Pick out every line that holds the string "Vladislav" and copy it.

─── Data for this task ───

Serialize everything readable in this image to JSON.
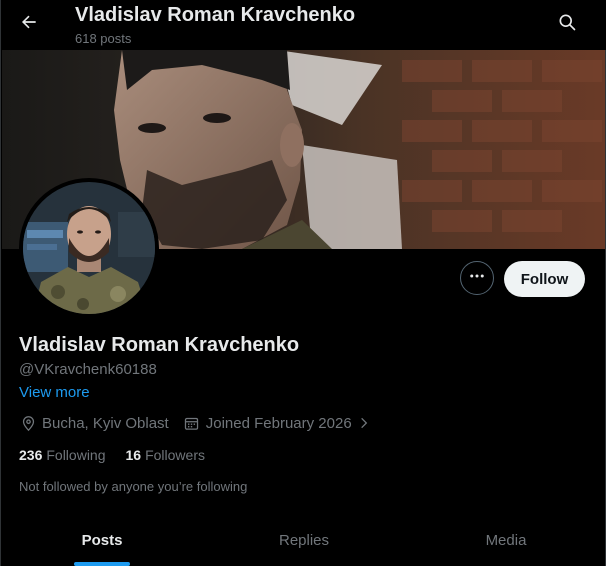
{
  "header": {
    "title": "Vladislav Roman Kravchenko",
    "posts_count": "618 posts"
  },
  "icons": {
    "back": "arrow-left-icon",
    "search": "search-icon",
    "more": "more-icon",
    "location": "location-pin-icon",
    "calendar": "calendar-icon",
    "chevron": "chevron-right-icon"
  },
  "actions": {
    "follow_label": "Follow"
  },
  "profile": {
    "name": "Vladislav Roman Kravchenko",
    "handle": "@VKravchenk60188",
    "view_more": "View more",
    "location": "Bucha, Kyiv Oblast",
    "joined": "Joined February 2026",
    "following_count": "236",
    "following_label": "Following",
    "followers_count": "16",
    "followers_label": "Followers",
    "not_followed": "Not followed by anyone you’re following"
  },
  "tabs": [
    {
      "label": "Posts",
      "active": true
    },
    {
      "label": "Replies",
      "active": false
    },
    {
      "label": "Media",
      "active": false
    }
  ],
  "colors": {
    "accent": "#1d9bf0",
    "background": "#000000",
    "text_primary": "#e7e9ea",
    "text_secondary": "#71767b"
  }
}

───

- [Written answer]:
    "title": "Vladislav Roman Kravchenko",
    "name": "Vladislav Roman Kravchenko",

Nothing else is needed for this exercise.